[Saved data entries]
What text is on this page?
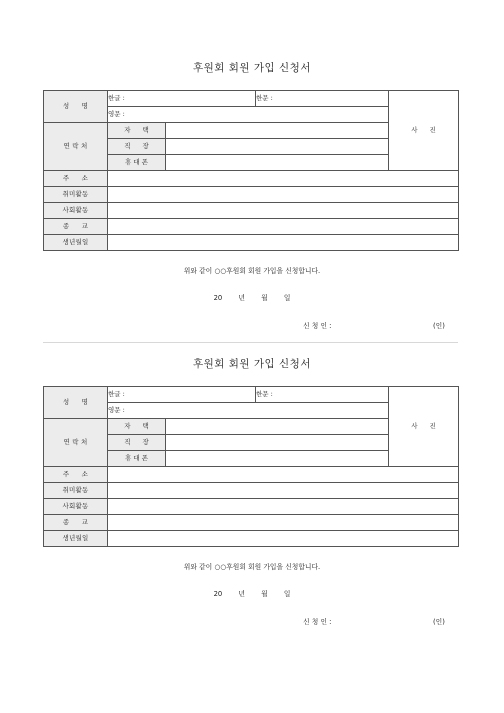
후원회 회원 가입 신청서
성 명	한글 :		한문 :	사 진
	영문 :			
연 락 처	자 택			
	직 장			
	휴 대 폰			
주 소				
취미활동				
사회활동				
종 교				
생년월일				
위와 같이 ○○후원회 회원 가입을 신청합니다.
20 년 월 일
신 청 인 :	(인)
후원회 회원 가입 신청서
성 명	한글 :		한문 :	사 진
	영문 :			
연 락 처	자 택			
	직 장			
	휴 대 폰			
주 소				
취미활동				
사회활동				
종 교				
생년월일				
위와 같이 ○○후원회 회원 가입을 신청합니다.
20 년 월 일
신 청 인 :	(인)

Stated exercise: All entries must be written out again exactly as given, with no pictures in the copy.

Exercise answer:
What text is on this page?
후원회 회원 가입 신청서
성 명	한글 :		한문 :	사 진
	영문 :			
연 락 처	자 택			
	직 장			
	휴 대 폰			
주 소				
취미활동				
사회활동				
종 교				
생년월일				
위와 같이 ○○후원회 회원 가입을 신청합니다.
20 년 월 일
신 청 인 :	(인)
후원회 회원 가입 신청서
성 명	한글 :		한문 :	사 진
	영문 :			
연 락 처	자 택			
	직 장			
	휴 대 폰			
주 소				
취미활동				
사회활동				
종 교				
생년월일				
위와 같이 ○○후원회 회원 가입을 신청합니다.
20 년 월 일
신 청 인 :	(인)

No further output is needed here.